=== Section Start ===
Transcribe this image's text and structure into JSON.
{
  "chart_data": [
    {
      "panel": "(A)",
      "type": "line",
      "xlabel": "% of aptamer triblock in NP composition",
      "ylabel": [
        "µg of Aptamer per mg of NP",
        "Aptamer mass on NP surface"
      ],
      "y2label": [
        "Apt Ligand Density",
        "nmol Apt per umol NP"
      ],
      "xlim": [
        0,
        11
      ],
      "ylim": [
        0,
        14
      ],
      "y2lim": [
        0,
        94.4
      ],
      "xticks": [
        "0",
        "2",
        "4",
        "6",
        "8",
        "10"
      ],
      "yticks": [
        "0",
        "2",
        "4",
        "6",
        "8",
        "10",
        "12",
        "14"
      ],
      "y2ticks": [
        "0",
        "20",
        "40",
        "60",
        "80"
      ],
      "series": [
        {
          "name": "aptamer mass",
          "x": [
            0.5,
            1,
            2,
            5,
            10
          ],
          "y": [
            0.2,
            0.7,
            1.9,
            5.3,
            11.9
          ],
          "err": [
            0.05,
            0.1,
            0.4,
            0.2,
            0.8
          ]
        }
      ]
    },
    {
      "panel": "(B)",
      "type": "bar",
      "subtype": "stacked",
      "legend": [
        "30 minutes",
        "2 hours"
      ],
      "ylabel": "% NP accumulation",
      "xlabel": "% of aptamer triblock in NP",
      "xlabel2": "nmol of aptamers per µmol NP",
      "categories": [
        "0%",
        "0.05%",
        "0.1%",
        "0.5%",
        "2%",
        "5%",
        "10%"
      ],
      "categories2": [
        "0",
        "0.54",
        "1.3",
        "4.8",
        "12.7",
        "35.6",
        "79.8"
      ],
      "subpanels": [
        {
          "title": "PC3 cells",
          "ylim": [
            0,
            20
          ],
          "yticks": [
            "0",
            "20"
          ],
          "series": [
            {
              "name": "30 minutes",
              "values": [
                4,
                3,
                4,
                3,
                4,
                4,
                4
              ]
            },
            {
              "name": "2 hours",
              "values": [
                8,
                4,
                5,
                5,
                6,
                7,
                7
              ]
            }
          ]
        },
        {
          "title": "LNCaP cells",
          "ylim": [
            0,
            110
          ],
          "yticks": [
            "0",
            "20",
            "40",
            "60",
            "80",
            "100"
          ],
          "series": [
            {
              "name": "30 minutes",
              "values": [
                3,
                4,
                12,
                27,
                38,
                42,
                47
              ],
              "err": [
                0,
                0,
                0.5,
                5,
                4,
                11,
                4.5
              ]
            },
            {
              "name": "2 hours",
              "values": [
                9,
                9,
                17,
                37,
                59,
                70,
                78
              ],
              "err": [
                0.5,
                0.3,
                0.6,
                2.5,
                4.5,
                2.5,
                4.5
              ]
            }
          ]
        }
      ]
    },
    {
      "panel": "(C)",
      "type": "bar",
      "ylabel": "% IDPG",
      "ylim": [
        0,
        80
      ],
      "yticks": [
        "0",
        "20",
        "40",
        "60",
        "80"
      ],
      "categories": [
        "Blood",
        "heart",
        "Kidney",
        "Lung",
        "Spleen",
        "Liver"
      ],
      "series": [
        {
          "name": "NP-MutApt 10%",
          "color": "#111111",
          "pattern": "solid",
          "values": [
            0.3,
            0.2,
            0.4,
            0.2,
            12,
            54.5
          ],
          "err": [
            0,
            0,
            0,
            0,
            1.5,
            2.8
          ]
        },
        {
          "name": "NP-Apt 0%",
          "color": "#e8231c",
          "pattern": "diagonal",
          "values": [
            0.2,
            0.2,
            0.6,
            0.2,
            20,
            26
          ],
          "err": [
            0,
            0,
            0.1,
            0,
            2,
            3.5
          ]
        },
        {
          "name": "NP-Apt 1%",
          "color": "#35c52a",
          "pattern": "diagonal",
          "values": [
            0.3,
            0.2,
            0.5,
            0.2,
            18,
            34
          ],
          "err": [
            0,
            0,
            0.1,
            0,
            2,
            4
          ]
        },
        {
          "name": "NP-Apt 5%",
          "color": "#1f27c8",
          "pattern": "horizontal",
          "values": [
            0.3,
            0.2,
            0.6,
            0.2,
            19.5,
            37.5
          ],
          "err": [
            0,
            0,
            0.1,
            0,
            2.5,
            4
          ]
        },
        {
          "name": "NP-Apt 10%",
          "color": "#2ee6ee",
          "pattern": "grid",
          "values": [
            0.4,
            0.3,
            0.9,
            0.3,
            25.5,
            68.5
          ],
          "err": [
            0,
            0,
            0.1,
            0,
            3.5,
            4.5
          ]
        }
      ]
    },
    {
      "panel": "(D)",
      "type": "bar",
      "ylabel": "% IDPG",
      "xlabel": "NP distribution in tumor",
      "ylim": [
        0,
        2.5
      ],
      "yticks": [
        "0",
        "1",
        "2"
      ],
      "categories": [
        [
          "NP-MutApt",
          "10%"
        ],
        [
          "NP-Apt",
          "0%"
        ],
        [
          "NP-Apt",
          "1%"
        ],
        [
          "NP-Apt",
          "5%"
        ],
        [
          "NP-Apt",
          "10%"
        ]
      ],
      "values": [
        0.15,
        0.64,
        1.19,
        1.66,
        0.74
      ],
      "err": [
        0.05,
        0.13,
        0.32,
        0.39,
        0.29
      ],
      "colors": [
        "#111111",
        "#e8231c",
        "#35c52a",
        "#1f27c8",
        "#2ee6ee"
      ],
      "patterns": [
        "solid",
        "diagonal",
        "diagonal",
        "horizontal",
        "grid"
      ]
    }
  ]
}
=== Section End ===
Write down every line of the data above that includes the string "ylabel".

      "ylabel": [
      "ylabel": "% NP accumulation",
      "ylabel": "% IDPG",
      "ylabel": "% IDPG",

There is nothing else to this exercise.